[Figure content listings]

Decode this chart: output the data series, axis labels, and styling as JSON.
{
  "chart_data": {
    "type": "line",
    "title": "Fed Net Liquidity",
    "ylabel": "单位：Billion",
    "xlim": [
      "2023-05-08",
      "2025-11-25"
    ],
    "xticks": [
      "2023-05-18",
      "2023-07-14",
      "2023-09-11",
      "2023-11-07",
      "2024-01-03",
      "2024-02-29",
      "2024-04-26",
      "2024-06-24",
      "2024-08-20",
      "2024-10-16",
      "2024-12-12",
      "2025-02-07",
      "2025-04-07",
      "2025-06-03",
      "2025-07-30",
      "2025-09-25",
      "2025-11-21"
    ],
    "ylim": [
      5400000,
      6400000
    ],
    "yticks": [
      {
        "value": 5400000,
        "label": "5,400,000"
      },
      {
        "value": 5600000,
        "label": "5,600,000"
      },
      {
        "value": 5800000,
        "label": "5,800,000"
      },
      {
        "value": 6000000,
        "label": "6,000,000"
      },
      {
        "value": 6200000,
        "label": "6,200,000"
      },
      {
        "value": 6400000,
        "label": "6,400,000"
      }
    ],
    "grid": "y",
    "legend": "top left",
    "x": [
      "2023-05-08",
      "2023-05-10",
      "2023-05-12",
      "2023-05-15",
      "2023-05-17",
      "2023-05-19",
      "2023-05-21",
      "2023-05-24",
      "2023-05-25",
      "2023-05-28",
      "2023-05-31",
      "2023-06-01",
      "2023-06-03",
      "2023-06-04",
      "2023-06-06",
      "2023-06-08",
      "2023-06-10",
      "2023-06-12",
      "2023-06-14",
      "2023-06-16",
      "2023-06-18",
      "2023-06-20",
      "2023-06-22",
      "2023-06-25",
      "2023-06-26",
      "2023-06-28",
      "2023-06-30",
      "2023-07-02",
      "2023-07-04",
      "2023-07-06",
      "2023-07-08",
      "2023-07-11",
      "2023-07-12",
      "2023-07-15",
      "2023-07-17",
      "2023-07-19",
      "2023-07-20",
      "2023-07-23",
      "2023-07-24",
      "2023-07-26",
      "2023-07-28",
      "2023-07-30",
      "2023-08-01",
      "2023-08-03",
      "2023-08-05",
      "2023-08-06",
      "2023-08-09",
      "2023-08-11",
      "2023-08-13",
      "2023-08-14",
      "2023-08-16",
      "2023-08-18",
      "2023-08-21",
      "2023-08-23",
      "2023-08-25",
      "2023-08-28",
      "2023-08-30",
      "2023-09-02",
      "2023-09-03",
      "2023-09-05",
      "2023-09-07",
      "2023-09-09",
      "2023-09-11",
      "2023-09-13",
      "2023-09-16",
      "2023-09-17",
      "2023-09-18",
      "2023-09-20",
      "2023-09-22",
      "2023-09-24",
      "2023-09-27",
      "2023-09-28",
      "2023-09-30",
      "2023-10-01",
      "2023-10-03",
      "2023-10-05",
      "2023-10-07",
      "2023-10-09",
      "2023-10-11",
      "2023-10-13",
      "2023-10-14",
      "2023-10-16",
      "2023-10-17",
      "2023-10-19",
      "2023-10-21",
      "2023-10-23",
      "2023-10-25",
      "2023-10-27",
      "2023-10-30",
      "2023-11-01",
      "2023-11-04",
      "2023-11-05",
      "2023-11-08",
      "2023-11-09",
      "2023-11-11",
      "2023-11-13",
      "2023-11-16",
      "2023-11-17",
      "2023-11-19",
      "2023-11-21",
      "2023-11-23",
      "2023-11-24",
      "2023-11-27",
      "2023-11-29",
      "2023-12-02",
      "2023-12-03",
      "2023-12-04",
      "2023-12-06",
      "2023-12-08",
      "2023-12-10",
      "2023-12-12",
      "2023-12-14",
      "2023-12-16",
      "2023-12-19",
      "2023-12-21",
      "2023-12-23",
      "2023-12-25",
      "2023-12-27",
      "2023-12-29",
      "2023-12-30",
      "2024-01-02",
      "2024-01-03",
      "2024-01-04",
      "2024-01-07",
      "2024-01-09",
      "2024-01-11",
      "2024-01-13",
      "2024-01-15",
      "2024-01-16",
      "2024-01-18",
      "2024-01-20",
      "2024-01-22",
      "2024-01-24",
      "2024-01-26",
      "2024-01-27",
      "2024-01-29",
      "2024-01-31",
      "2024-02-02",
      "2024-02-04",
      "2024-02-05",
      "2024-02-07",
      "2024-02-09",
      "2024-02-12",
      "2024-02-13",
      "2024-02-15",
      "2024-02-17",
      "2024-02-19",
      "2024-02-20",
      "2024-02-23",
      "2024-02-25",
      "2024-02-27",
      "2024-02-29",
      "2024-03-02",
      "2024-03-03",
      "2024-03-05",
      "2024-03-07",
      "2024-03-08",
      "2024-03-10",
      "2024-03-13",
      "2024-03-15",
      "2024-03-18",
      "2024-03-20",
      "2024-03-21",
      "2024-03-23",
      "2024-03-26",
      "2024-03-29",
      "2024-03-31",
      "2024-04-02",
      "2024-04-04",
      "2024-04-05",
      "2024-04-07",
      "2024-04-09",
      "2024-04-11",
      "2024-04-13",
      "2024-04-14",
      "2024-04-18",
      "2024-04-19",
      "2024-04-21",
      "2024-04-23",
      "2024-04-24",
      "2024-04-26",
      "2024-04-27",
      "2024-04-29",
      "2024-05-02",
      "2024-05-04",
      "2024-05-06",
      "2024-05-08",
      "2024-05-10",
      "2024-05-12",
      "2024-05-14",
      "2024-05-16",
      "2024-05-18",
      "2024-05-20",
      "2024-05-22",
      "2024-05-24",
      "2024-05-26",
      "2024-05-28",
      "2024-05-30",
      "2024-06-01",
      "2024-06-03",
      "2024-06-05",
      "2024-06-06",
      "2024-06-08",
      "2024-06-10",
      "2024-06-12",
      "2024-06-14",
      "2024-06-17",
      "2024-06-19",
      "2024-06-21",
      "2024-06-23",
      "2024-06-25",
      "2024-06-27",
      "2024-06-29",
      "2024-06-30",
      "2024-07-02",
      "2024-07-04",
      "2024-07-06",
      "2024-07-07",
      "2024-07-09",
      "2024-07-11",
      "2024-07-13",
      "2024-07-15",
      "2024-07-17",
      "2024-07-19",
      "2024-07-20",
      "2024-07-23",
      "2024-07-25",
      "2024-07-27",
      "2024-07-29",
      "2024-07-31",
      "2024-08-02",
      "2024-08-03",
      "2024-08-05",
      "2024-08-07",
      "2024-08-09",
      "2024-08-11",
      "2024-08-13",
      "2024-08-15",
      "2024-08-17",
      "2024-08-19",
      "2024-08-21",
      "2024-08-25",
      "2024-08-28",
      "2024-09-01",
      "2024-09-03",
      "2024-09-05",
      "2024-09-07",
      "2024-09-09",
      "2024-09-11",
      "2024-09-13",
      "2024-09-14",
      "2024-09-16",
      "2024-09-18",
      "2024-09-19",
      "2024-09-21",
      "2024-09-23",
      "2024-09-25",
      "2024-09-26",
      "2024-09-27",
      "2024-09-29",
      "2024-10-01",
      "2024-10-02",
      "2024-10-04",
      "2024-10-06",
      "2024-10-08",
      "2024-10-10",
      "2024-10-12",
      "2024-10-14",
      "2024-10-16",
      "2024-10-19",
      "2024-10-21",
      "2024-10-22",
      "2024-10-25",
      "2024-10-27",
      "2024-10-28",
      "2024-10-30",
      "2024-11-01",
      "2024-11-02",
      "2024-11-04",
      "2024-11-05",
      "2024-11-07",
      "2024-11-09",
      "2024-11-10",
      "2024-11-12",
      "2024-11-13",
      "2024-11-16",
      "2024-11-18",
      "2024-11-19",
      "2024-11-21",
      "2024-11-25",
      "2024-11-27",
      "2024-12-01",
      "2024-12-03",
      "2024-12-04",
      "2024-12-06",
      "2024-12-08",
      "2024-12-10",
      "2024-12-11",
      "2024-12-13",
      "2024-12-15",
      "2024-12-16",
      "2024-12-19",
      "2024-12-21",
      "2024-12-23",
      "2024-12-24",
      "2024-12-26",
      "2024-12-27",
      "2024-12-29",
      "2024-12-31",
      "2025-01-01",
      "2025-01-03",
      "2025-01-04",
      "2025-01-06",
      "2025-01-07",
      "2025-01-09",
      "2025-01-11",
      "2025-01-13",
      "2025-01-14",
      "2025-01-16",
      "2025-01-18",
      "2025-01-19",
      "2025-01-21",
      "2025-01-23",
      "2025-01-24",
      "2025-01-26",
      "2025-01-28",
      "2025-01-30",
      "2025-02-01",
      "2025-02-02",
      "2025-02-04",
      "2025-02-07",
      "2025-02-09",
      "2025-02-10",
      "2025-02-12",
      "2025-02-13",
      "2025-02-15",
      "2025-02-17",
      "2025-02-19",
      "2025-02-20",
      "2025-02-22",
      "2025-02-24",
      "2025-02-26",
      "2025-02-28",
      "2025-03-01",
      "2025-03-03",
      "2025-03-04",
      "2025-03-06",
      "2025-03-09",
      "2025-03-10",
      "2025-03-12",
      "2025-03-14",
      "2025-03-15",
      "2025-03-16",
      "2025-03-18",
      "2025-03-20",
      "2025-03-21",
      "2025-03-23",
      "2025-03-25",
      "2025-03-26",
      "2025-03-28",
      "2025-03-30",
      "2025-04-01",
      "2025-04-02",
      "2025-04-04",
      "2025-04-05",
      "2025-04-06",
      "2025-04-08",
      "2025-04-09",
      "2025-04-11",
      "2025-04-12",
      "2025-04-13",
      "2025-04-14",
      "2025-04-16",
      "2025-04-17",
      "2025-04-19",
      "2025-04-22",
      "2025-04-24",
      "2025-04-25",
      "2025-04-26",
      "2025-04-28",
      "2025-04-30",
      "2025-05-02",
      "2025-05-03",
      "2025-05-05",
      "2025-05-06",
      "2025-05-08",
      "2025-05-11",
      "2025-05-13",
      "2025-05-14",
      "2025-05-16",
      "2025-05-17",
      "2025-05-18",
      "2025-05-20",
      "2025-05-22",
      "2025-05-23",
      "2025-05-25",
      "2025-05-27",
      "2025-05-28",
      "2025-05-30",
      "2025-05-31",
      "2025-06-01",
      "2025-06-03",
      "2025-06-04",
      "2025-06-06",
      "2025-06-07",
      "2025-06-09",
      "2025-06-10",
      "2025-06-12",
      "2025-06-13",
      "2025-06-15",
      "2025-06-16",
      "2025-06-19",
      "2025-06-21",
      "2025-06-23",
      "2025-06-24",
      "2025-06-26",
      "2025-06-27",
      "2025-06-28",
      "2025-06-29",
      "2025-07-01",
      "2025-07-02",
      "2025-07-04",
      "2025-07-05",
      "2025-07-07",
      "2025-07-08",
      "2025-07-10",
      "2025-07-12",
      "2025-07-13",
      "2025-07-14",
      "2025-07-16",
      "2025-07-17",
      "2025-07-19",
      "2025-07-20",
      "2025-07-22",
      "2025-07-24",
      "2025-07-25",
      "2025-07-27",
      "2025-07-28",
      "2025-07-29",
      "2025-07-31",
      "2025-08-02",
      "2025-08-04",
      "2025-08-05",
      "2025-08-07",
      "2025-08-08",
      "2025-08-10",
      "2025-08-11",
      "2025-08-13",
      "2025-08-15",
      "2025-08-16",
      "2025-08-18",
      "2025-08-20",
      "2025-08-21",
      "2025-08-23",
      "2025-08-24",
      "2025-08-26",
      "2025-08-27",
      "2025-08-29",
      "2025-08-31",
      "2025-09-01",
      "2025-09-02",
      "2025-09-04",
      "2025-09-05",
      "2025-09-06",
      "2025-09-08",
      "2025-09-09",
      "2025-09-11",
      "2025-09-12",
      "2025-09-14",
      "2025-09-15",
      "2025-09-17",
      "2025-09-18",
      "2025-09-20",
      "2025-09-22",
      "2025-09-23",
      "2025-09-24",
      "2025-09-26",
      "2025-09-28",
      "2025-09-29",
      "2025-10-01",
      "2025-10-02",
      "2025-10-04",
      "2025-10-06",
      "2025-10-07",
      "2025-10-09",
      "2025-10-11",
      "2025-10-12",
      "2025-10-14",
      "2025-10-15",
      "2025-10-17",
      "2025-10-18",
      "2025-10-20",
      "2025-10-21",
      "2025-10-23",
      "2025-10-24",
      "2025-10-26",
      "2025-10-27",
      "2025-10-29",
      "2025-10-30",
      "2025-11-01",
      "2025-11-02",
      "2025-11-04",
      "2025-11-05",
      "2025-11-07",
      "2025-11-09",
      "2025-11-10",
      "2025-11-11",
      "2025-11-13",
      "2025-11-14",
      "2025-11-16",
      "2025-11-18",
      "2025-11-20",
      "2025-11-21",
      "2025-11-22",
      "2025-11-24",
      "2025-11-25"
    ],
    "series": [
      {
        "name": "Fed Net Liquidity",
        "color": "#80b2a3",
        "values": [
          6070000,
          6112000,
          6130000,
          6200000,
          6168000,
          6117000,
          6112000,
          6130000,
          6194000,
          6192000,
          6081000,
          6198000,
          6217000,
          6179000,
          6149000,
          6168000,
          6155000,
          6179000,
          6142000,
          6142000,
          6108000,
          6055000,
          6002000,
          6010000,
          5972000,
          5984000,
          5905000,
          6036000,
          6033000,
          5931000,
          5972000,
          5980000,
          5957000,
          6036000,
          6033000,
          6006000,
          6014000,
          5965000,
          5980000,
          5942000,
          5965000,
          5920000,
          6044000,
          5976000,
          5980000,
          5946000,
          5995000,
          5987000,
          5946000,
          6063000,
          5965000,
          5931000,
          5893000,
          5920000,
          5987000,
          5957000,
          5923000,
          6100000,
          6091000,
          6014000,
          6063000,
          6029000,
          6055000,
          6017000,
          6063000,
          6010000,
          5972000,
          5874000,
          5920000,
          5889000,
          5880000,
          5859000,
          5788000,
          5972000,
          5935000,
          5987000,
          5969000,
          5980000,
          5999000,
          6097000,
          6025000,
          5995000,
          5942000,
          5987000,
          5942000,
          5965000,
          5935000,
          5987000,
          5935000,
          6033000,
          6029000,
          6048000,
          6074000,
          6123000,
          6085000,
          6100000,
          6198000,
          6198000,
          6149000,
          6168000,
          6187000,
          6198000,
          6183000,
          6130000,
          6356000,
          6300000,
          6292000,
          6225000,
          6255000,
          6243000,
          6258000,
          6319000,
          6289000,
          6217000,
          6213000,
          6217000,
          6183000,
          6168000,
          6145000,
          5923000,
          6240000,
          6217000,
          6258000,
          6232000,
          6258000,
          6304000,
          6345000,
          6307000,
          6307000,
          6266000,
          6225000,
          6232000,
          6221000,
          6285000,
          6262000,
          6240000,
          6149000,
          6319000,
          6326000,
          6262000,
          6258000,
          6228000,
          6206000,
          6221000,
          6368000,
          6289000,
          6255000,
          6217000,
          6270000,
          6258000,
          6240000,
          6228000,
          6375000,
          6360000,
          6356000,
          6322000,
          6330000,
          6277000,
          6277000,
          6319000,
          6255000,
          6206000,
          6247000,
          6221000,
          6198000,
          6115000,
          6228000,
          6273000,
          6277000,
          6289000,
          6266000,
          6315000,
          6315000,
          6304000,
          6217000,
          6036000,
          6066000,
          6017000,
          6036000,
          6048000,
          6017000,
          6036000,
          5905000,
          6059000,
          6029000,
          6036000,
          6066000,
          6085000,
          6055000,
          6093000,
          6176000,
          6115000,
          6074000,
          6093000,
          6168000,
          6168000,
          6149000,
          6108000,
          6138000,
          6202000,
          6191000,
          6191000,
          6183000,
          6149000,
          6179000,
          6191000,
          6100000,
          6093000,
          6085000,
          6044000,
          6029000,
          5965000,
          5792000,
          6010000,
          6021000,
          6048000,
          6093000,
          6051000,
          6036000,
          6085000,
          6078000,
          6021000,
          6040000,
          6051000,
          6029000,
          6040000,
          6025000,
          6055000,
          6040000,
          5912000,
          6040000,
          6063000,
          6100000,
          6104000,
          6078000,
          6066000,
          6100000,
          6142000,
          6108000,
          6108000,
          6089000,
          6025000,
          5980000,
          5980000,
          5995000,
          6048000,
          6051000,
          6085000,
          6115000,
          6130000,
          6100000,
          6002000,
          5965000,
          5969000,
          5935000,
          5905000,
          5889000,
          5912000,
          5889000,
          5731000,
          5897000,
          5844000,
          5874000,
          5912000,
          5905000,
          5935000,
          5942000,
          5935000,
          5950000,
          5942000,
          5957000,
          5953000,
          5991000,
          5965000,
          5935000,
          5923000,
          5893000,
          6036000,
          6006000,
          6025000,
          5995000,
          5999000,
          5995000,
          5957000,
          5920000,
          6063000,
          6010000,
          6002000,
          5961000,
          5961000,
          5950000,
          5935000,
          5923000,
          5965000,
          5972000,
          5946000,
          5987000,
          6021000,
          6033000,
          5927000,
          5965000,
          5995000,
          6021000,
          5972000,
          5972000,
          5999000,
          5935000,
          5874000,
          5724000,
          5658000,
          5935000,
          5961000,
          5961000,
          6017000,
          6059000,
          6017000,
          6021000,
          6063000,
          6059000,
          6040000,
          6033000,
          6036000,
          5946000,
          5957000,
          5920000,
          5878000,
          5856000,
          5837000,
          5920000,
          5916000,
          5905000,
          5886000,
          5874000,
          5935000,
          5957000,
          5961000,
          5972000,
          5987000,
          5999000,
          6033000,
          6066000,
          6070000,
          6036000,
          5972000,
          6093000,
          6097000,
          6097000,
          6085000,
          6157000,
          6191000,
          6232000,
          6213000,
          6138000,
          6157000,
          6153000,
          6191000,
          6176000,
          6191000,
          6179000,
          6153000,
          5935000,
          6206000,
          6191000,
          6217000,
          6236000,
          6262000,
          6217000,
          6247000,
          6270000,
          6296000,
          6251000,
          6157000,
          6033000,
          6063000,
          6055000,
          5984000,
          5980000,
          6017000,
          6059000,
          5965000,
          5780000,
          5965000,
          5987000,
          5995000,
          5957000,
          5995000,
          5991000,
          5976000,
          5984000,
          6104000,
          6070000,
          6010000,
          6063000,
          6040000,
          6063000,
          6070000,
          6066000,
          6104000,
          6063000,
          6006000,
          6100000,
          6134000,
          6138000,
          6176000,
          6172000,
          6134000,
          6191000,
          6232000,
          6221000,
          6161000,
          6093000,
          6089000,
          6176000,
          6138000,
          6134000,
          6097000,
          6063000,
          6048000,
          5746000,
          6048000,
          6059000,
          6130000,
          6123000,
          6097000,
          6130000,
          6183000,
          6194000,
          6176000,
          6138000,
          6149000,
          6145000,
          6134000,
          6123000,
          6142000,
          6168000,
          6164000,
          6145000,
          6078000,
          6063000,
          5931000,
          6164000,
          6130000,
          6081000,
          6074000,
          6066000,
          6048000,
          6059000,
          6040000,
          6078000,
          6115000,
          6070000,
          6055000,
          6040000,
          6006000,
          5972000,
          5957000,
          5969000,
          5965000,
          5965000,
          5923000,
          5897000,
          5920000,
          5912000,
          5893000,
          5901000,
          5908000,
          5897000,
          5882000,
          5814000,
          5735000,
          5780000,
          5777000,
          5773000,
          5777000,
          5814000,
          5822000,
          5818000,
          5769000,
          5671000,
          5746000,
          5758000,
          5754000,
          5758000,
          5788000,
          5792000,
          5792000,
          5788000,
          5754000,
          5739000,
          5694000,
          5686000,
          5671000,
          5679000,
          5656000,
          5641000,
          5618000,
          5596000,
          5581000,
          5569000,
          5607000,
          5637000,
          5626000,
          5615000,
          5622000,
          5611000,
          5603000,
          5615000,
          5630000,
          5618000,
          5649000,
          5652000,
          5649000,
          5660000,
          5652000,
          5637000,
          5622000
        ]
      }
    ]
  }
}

§ **GIVEN PROBLEM**
Copy all lines from the entries that contain the word "Liquidity".

§ **PROBLEM SOLUTION**
    "title": "Fed Net Liquidity",
        "name": "Fed Net Liquidity",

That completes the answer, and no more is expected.